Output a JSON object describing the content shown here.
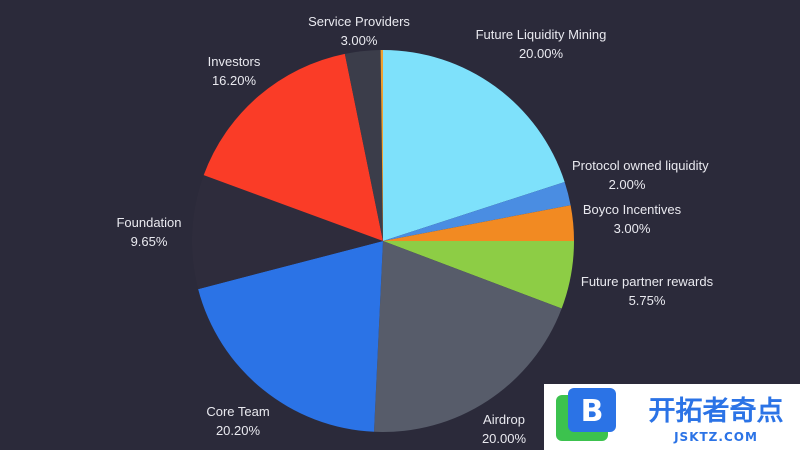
{
  "chart_data": {
    "type": "pie",
    "start_angle_deg": 0,
    "direction": "clockwise",
    "slices": [
      {
        "label": "Future Liquidity Mining",
        "pct_label": "20.00%",
        "value": 20.0,
        "color": "#7ee1fb"
      },
      {
        "label": "Protocol owned liquidity",
        "pct_label": "2.00%",
        "value": 2.0,
        "color": "#4a8de2"
      },
      {
        "label": "Boyco Incentives",
        "pct_label": "3.00%",
        "value": 3.0,
        "color": "#f28a22"
      },
      {
        "label": "Future partner rewards",
        "pct_label": "5.75%",
        "value": 5.75,
        "color": "#8dcd45"
      },
      {
        "label": "Airdrop",
        "pct_label": "20.00%",
        "value": 20.0,
        "color": "#575c6a"
      },
      {
        "label": "Core Team",
        "pct_label": "20.20%",
        "value": 20.2,
        "color": "#2b73e6"
      },
      {
        "label": "Foundation",
        "pct_label": "9.65%",
        "value": 9.65,
        "color": "#2e2c3c"
      },
      {
        "label": "Investors",
        "pct_label": "16.20%",
        "value": 16.2,
        "color": "#fa3c27"
      },
      {
        "label": "Service Providers",
        "pct_label": "3.00%",
        "value": 3.0,
        "color": "#3b3d4a"
      },
      {
        "label": "",
        "pct_label": "",
        "value": 0.2,
        "color": "#f0a030"
      }
    ]
  },
  "watermark": {
    "logo_letter": "B",
    "title": "开拓者奇点",
    "subtitle": "JSKTZ.COM",
    "accent_color": "#2b73e6",
    "logo_color": "#3cc24e"
  }
}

════════════════════

**REQUEST:** Reproduce the material word for word. Any pictures should be left out of the copy.

**SOLUTION:**
Output a JSON object describing the content shown here.
{
  "chart_data": {
    "type": "pie",
    "start_angle_deg": 0,
    "direction": "clockwise",
    "slices": [
      {
        "label": "Future Liquidity Mining",
        "pct_label": "20.00%",
        "value": 20.0,
        "color": "#7ee1fb"
      },
      {
        "label": "Protocol owned liquidity",
        "pct_label": "2.00%",
        "value": 2.0,
        "color": "#4a8de2"
      },
      {
        "label": "Boyco Incentives",
        "pct_label": "3.00%",
        "value": 3.0,
        "color": "#f28a22"
      },
      {
        "label": "Future partner rewards",
        "pct_label": "5.75%",
        "value": 5.75,
        "color": "#8dcd45"
      },
      {
        "label": "Airdrop",
        "pct_label": "20.00%",
        "value": 20.0,
        "color": "#575c6a"
      },
      {
        "label": "Core Team",
        "pct_label": "20.20%",
        "value": 20.2,
        "color": "#2b73e6"
      },
      {
        "label": "Foundation",
        "pct_label": "9.65%",
        "value": 9.65,
        "color": "#2e2c3c"
      },
      {
        "label": "Investors",
        "pct_label": "16.20%",
        "value": 16.2,
        "color": "#fa3c27"
      },
      {
        "label": "Service Providers",
        "pct_label": "3.00%",
        "value": 3.0,
        "color": "#3b3d4a"
      },
      {
        "label": "",
        "pct_label": "",
        "value": 0.2,
        "color": "#f0a030"
      }
    ]
  },
  "watermark": {
    "logo_letter": "B",
    "title": "开拓者奇点",
    "subtitle": "JSKTZ.COM",
    "accent_color": "#2b73e6",
    "logo_color": "#3cc24e"
  }
}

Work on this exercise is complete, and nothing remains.